YOUR TASK:
In your copy, include every line of the listing below exactly but none of the pictures.

SUPPLIED MATERIAL:
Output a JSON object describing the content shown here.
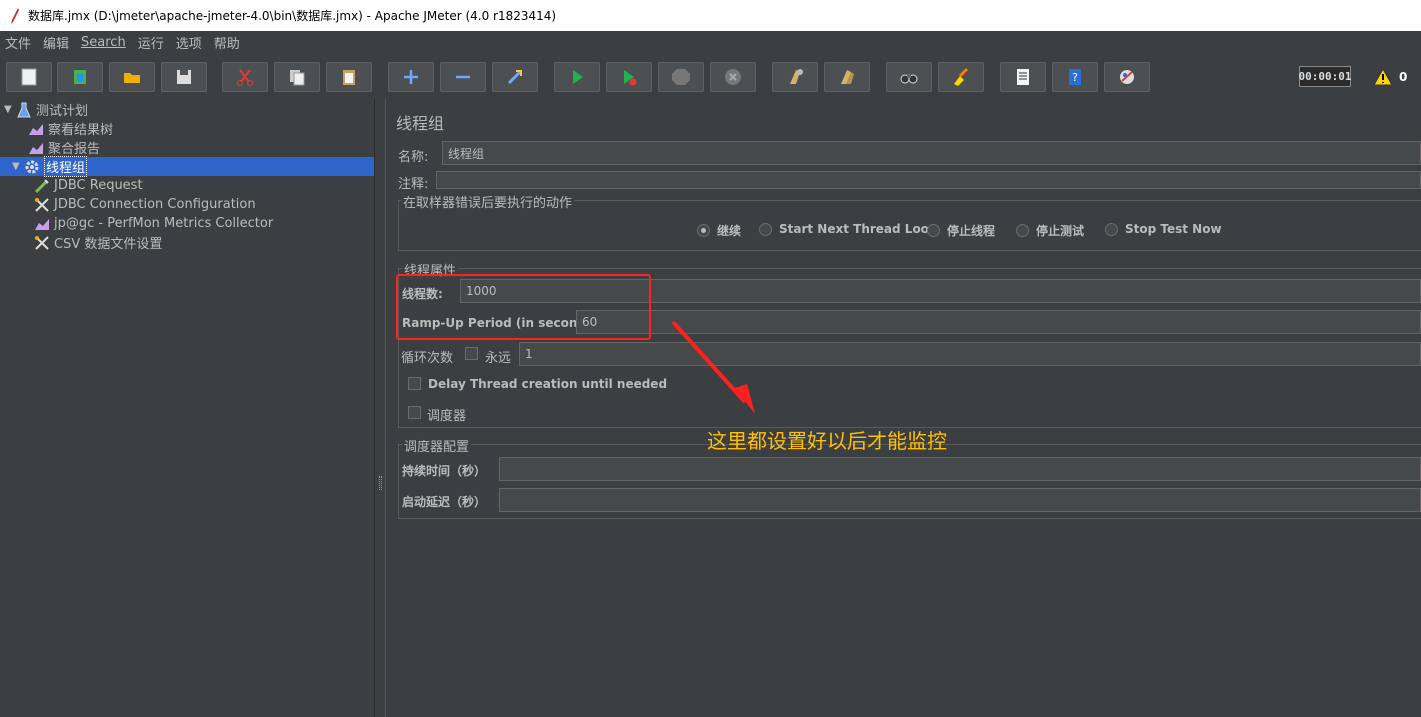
{
  "window": {
    "title": "数据库.jmx (D:\\jmeter\\apache-jmeter-4.0\\bin\\数据库.jmx) - Apache JMeter (4.0 r1823414)"
  },
  "menu": [
    "文件",
    "编辑",
    "Search",
    "运行",
    "选项",
    "帮助"
  ],
  "toolbar": {
    "buttons": [
      "new-icon",
      "templates-icon",
      "open-icon",
      "save-icon",
      "cut-icon",
      "copy-icon",
      "paste-icon",
      "expand-icon",
      "collapse-icon",
      "toggle-icon",
      "start-icon",
      "start-no-pause-icon",
      "stop-icon",
      "shutdown-icon",
      "clear-icon",
      "clear-all-icon",
      "search-icon",
      "reset-search-icon",
      "function-helper-icon",
      "help-icon",
      "remote-icon"
    ],
    "timer": "00:00:01",
    "warning_count": "0"
  },
  "tree": {
    "root": "测试计划",
    "items": [
      {
        "label": "察看结果树",
        "icon": "listener-icon"
      },
      {
        "label": "聚合报告",
        "icon": "listener-icon"
      },
      {
        "label": "线程组",
        "icon": "gear-icon"
      },
      {
        "label": "JDBC Request",
        "icon": "sampler-icon"
      },
      {
        "label": "JDBC Connection Configuration",
        "icon": "config-icon"
      },
      {
        "label": "jp@gc - PerfMon Metrics Collector",
        "icon": "listener-icon"
      },
      {
        "label": "CSV 数据文件设置",
        "icon": "config-icon"
      }
    ]
  },
  "panel": {
    "title": "线程组",
    "name_label": "名称:",
    "name_value": "线程组",
    "comment_label": "注释:",
    "comment_value": "",
    "error_action": {
      "legend": "在取样器错误后要执行的动作",
      "options": [
        "继续",
        "Start Next Thread Loop",
        "停止线程",
        "停止测试",
        "Stop Test Now"
      ],
      "selected": 0
    },
    "thread_props": {
      "legend": "线程属性",
      "threads_label": "线程数:",
      "threads_value": "1000",
      "rampup_label": "Ramp-Up Period (in seconds):",
      "rampup_value": "60",
      "loop_label": "循环次数",
      "forever_label": "永远",
      "loop_value": "1",
      "delay_label": "Delay Thread creation until needed",
      "scheduler_label": "调度器"
    },
    "scheduler_config": {
      "legend": "调度器配置",
      "duration_label": "持续时间（秒）",
      "duration_value": "",
      "startup_label": "启动延迟（秒）",
      "startup_value": ""
    }
  },
  "annotation": "这里都设置好以后才能监控",
  "colors": {
    "accent_annotation": "#ffc000",
    "highlight_box": "#ff2020",
    "tree_selection": "#2f65ca"
  }
}
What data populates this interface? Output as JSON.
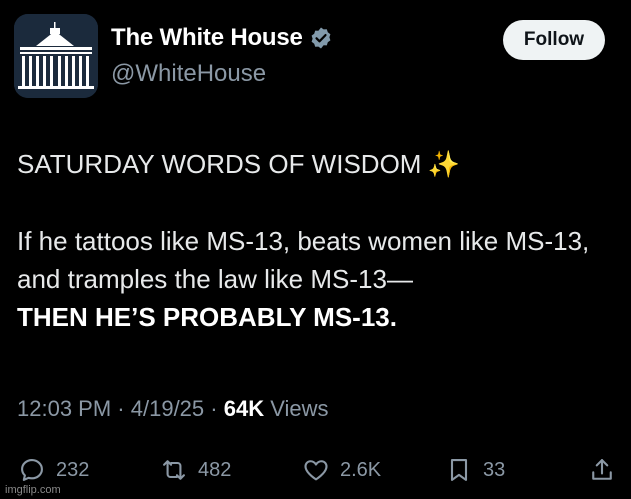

PROBLEM SOLUTION:
Output a JSON object describing the content shown here.
{
  "window": {
    "title": "数据库.jmx (D:\\jmeter\\apache-jmeter-4.0\\bin\\数据库.jmx) - Apache JMeter (4.0 r1823414)"
  },
  "menu": [
    "文件",
    "编辑",
    "Search",
    "运行",
    "选项",
    "帮助"
  ],
  "toolbar": {
    "buttons": [
      "new-icon",
      "templates-icon",
      "open-icon",
      "save-icon",
      "cut-icon",
      "copy-icon",
      "paste-icon",
      "expand-icon",
      "collapse-icon",
      "toggle-icon",
      "start-icon",
      "start-no-pause-icon",
      "stop-icon",
      "shutdown-icon",
      "clear-icon",
      "clear-all-icon",
      "search-icon",
      "reset-search-icon",
      "function-helper-icon",
      "help-icon",
      "remote-icon"
    ],
    "timer": "00:00:01",
    "warning_count": "0"
  },
  "tree": {
    "root": "测试计划",
    "items": [
      {
        "label": "察看结果树",
        "icon": "listener-icon"
      },
      {
        "label": "聚合报告",
        "icon": "listener-icon"
      },
      {
        "label": "线程组",
        "icon": "gear-icon"
      },
      {
        "label": "JDBC Request",
        "icon": "sampler-icon"
      },
      {
        "label": "JDBC Connection Configuration",
        "icon": "config-icon"
      },
      {
        "label": "jp@gc - PerfMon Metrics Collector",
        "icon": "listener-icon"
      },
      {
        "label": "CSV 数据文件设置",
        "icon": "config-icon"
      }
    ]
  },
  "panel": {
    "title": "线程组",
    "name_label": "名称:",
    "name_value": "线程组",
    "comment_label": "注释:",
    "comment_value": "",
    "error_action": {
      "legend": "在取样器错误后要执行的动作",
      "options": [
        "继续",
        "Start Next Thread Loop",
        "停止线程",
        "停止测试",
        "Stop Test Now"
      ],
      "selected": 0
    },
    "thread_props": {
      "legend": "线程属性",
      "threads_label": "线程数:",
      "threads_value": "1000",
      "rampup_label": "Ramp-Up Period (in seconds):",
      "rampup_value": "60",
      "loop_label": "循环次数",
      "forever_label": "永远",
      "loop_value": "1",
      "delay_label": "Delay Thread creation until needed",
      "scheduler_label": "调度器"
    },
    "scheduler_config": {
      "legend": "调度器配置",
      "duration_label": "持续时间（秒）",
      "duration_value": "",
      "startup_label": "启动延迟（秒）",
      "startup_value": ""
    }
  },
  "annotation": "这里都设置好以后才能监控",
  "colors": {
    "accent_annotation": "#ffc000",
    "highlight_box": "#ff2020",
    "tree_selection": "#2f65ca"
  }
}
What data populates this interface? Output as JSON.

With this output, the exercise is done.